▶ **Brief**: All of the entries below are to be copied without any alteration.

Stored data entries:
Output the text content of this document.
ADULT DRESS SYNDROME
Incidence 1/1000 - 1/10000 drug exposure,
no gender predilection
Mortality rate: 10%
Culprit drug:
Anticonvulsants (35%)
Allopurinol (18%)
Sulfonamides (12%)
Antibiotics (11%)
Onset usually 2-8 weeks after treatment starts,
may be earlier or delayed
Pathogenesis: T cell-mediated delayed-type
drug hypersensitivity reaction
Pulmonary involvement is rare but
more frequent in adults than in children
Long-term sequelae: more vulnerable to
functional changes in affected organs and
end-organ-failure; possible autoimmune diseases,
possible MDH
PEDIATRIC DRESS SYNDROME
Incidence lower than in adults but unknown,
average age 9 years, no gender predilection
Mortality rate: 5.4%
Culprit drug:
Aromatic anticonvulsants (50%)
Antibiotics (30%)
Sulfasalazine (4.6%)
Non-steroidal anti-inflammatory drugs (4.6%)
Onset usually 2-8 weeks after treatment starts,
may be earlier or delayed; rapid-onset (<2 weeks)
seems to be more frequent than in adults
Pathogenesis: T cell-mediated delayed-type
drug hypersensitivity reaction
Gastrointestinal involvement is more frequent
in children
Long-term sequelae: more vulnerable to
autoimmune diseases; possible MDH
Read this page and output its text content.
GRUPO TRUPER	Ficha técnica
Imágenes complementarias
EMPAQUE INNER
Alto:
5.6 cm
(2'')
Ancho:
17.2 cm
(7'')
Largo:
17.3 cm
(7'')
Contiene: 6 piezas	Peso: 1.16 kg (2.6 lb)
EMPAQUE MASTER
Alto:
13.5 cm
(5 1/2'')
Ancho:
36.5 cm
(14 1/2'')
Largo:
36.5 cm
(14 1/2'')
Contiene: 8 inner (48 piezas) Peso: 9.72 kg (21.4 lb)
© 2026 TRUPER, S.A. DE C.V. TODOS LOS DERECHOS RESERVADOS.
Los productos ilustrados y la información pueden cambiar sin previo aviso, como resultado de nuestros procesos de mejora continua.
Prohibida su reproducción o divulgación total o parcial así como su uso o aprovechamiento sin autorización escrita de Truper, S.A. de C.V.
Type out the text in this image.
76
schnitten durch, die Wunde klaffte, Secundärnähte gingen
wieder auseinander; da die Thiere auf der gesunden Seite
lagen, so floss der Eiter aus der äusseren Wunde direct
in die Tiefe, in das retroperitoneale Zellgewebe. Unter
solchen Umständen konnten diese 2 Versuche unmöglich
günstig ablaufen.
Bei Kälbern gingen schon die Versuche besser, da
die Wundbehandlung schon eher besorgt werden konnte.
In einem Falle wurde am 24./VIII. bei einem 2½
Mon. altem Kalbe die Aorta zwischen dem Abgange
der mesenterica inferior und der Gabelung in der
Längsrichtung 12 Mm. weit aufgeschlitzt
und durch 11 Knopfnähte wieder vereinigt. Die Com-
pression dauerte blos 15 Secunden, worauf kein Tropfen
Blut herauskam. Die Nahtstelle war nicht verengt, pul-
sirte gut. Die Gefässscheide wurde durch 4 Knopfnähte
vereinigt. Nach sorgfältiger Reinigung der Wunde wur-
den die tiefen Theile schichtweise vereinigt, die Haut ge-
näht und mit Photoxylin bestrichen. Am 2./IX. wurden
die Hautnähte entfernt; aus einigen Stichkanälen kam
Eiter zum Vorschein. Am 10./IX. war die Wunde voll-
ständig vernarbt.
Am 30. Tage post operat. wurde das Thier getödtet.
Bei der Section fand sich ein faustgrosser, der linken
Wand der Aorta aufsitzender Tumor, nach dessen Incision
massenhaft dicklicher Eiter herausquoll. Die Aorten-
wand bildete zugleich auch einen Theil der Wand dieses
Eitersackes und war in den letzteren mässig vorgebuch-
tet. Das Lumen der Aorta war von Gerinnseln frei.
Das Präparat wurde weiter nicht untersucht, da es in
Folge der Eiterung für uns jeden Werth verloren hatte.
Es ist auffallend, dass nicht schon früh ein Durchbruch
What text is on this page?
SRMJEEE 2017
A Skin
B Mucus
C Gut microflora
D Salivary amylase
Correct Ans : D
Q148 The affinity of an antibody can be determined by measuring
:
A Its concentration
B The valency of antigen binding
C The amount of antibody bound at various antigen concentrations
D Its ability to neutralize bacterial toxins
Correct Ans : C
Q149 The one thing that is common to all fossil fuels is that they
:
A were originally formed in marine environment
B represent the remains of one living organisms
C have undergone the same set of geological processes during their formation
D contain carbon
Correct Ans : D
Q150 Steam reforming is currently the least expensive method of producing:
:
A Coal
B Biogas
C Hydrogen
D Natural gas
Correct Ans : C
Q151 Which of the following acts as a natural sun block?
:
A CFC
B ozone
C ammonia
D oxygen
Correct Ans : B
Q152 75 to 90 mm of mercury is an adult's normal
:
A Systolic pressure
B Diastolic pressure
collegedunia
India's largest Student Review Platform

▶ **Task response**:
Output the text content of this document.
ADULT DRESS SYNDROME
Incidence 1/1000 - 1/10000 drug exposure,
no gender predilection
Mortality rate: 10%
Culprit drug:
Anticonvulsants (35%)
Allopurinol (18%)
Sulfonamides (12%)
Antibiotics (11%)
Onset usually 2-8 weeks after treatment starts,
may be earlier or delayed
Pathogenesis: T cell-mediated delayed-type
drug hypersensitivity reaction
Pulmonary involvement is rare but
more frequent in adults than in children
Long-term sequelae: more vulnerable to
functional changes in affected organs and
end-organ-failure; possible autoimmune diseases,
possible MDH
PEDIATRIC DRESS SYNDROME
Incidence lower than in adults but unknown,
average age 9 years, no gender predilection
Mortality rate: 5.4%
Culprit drug:
Aromatic anticonvulsants (50%)
Antibiotics (30%)
Sulfasalazine (4.6%)
Non-steroidal anti-inflammatory drugs (4.6%)
Onset usually 2-8 weeks after treatment starts,
may be earlier or delayed; rapid-onset (<2 weeks)
seems to be more frequent than in adults
Pathogenesis: T cell-mediated delayed-type
drug hypersensitivity reaction
Gastrointestinal involvement is more frequent
in children
Long-term sequelae: more vulnerable to
autoimmune diseases; possible MDH
Read this page and output its text content.
GRUPO TRUPER	Ficha técnica
Imágenes complementarias
EMPAQUE INNER
Alto:
5.6 cm
(2'')
Ancho:
17.2 cm
(7'')
Largo:
17.3 cm
(7'')
Contiene: 6 piezas	Peso: 1.16 kg (2.6 lb)
EMPAQUE MASTER
Alto:
13.5 cm
(5 1/2'')
Ancho:
36.5 cm
(14 1/2'')
Largo:
36.5 cm
(14 1/2'')
Contiene: 8 inner (48 piezas) Peso: 9.72 kg (21.4 lb)
© 2026 TRUPER, S.A. DE C.V. TODOS LOS DERECHOS RESERVADOS.
Los productos ilustrados y la información pueden cambiar sin previo aviso, como resultado de nuestros procesos de mejora continua.
Prohibida su reproducción o divulgación total o parcial así como su uso o aprovechamiento sin autorización escrita de Truper, S.A. de C.V.
Type out the text in this image.
76
schnitten durch, die Wunde klaffte, Secundärnähte gingen
wieder auseinander; da die Thiere auf der gesunden Seite
lagen, so floss der Eiter aus der äusseren Wunde direct
in die Tiefe, in das retroperitoneale Zellgewebe. Unter
solchen Umständen konnten diese 2 Versuche unmöglich
günstig ablaufen.
Bei Kälbern gingen schon die Versuche besser, da
die Wundbehandlung schon eher besorgt werden konnte.
In einem Falle wurde am 24./VIII. bei einem 2½
Mon. altem Kalbe die Aorta zwischen dem Abgange
der mesenterica inferior und der Gabelung in der
Längsrichtung 12 Mm. weit aufgeschlitzt
und durch 11 Knopfnähte wieder vereinigt. Die Com-
pression dauerte blos 15 Secunden, worauf kein Tropfen
Blut herauskam. Die Nahtstelle war nicht verengt, pul-
sirte gut. Die Gefässscheide wurde durch 4 Knopfnähte
vereinigt. Nach sorgfältiger Reinigung der Wunde wur-
den die tiefen Theile schichtweise vereinigt, die Haut ge-
näht und mit Photoxylin bestrichen. Am 2./IX. wurden
die Hautnähte entfernt; aus einigen Stichkanälen kam
Eiter zum Vorschein. Am 10./IX. war die Wunde voll-
ständig vernarbt.
Am 30. Tage post operat. wurde das Thier getödtet.
Bei der Section fand sich ein faustgrosser, der linken
Wand der Aorta aufsitzender Tumor, nach dessen Incision
massenhaft dicklicher Eiter herausquoll. Die Aorten-
wand bildete zugleich auch einen Theil der Wand dieses
Eitersackes und war in den letzteren mässig vorgebuch-
tet. Das Lumen der Aorta war von Gerinnseln frei.
Das Präparat wurde weiter nicht untersucht, da es in
Folge der Eiterung für uns jeden Werth verloren hatte.
Es ist auffallend, dass nicht schon früh ein Durchbruch
What text is on this page?
SRMJEEE 2017
A Skin
B Mucus
C Gut microflora
D Salivary amylase
Correct Ans : D
Q148 The affinity of an antibody can be determined by measuring
:
A Its concentration
B The valency of antigen binding
C The amount of antibody bound at various antigen concentrations
D Its ability to neutralize bacterial toxins
Correct Ans : C
Q149 The one thing that is common to all fossil fuels is that they
:
A were originally formed in marine environment
B represent the remains of one living organisms
C have undergone the same set of geological processes during their formation
D contain carbon
Correct Ans : D
Q150 Steam reforming is currently the least expensive method of producing:
:
A Coal
B Biogas
C Hydrogen
D Natural gas
Correct Ans : C
Q151 Which of the following acts as a natural sun block?
:
A CFC
B ozone
C ammonia
D oxygen
Correct Ans : B
Q152 75 to 90 mm of mercury is an adult's normal
:
A Systolic pressure
B Diastolic pressure
collegedunia
India's largest Student Review Platform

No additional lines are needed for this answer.